§ Problem to work on
Repeat each line exactly, leaving nothing out.

§ Extracted information
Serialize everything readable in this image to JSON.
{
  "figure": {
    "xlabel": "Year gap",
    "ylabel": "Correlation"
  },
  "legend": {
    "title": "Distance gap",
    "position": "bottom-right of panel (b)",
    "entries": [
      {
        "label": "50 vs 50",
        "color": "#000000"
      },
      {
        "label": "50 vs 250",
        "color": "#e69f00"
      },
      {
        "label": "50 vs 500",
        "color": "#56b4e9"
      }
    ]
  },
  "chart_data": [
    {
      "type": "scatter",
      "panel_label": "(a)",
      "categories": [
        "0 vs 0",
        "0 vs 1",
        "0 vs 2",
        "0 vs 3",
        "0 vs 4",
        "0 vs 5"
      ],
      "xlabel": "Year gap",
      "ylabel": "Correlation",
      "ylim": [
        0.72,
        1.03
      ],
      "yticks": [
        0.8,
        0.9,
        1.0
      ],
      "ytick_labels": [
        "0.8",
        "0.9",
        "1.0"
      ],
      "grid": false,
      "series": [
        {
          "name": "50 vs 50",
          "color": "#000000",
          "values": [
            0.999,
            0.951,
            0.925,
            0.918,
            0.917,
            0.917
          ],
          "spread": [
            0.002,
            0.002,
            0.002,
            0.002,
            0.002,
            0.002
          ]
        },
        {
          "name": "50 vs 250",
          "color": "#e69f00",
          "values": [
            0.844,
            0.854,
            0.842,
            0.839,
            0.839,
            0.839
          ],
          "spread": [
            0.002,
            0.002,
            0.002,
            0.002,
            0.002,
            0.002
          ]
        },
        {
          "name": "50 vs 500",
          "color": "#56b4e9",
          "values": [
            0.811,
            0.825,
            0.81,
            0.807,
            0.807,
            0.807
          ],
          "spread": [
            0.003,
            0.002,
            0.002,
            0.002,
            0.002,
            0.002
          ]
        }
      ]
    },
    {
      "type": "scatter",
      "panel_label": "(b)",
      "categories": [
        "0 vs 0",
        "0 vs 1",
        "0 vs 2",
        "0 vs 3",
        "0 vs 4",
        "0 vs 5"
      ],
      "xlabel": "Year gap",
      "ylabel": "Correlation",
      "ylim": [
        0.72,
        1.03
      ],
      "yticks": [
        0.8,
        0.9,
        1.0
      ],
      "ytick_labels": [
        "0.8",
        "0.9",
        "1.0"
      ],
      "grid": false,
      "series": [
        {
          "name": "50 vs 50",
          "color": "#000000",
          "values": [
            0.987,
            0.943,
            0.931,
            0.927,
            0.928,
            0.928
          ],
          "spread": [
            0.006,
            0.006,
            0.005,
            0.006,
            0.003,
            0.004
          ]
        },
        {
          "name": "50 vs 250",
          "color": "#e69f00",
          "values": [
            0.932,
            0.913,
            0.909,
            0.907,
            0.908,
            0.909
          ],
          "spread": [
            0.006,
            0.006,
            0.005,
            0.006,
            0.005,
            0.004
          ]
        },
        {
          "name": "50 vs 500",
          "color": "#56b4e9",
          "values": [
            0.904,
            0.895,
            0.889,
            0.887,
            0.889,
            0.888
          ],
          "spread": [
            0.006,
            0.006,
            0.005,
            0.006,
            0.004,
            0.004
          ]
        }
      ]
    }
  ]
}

§ The reply
Serialize everything readable in this image to JSON.
{
  "figure": {
    "xlabel": "Year gap",
    "ylabel": "Correlation"
  },
  "legend": {
    "title": "Distance gap",
    "position": "bottom-right of panel (b)",
    "entries": [
      {
        "label": "50 vs 50",
        "color": "#000000"
      },
      {
        "label": "50 vs 250",
        "color": "#e69f00"
      },
      {
        "label": "50 vs 500",
        "color": "#56b4e9"
      }
    ]
  },
  "chart_data": [
    {
      "type": "scatter",
      "panel_label": "(a)",
      "categories": [
        "0 vs 0",
        "0 vs 1",
        "0 vs 2",
        "0 vs 3",
        "0 vs 4",
        "0 vs 5"
      ],
      "xlabel": "Year gap",
      "ylabel": "Correlation",
      "ylim": [
        0.72,
        1.03
      ],
      "yticks": [
        0.8,
        0.9,
        1.0
      ],
      "ytick_labels": [
        "0.8",
        "0.9",
        "1.0"
      ],
      "grid": false,
      "series": [
        {
          "name": "50 vs 50",
          "color": "#000000",
          "values": [
            0.999,
            0.951,
            0.925,
            0.918,
            0.917,
            0.917
          ],
          "spread": [
            0.002,
            0.002,
            0.002,
            0.002,
            0.002,
            0.002
          ]
        },
        {
          "name": "50 vs 250",
          "color": "#e69f00",
          "values": [
            0.844,
            0.854,
            0.842,
            0.839,
            0.839,
            0.839
          ],
          "spread": [
            0.002,
            0.002,
            0.002,
            0.002,
            0.002,
            0.002
          ]
        },
        {
          "name": "50 vs 500",
          "color": "#56b4e9",
          "values": [
            0.811,
            0.825,
            0.81,
            0.807,
            0.807,
            0.807
          ],
          "spread": [
            0.003,
            0.002,
            0.002,
            0.002,
            0.002,
            0.002
          ]
        }
      ]
    },
    {
      "type": "scatter",
      "panel_label": "(b)",
      "categories": [
        "0 vs 0",
        "0 vs 1",
        "0 vs 2",
        "0 vs 3",
        "0 vs 4",
        "0 vs 5"
      ],
      "xlabel": "Year gap",
      "ylabel": "Correlation",
      "ylim": [
        0.72,
        1.03
      ],
      "yticks": [
        0.8,
        0.9,
        1.0
      ],
      "ytick_labels": [
        "0.8",
        "0.9",
        "1.0"
      ],
      "grid": false,
      "series": [
        {
          "name": "50 vs 50",
          "color": "#000000",
          "values": [
            0.987,
            0.943,
            0.931,
            0.927,
            0.928,
            0.928
          ],
          "spread": [
            0.006,
            0.006,
            0.005,
            0.006,
            0.003,
            0.004
          ]
        },
        {
          "name": "50 vs 250",
          "color": "#e69f00",
          "values": [
            0.932,
            0.913,
            0.909,
            0.907,
            0.908,
            0.909
          ],
          "spread": [
            0.006,
            0.006,
            0.005,
            0.006,
            0.005,
            0.004
          ]
        },
        {
          "name": "50 vs 500",
          "color": "#56b4e9",
          "values": [
            0.904,
            0.895,
            0.889,
            0.887,
            0.889,
            0.888
          ],
          "spread": [
            0.006,
            0.006,
            0.005,
            0.006,
            0.004,
            0.004
          ]
        }
      ]
    }
  ]
}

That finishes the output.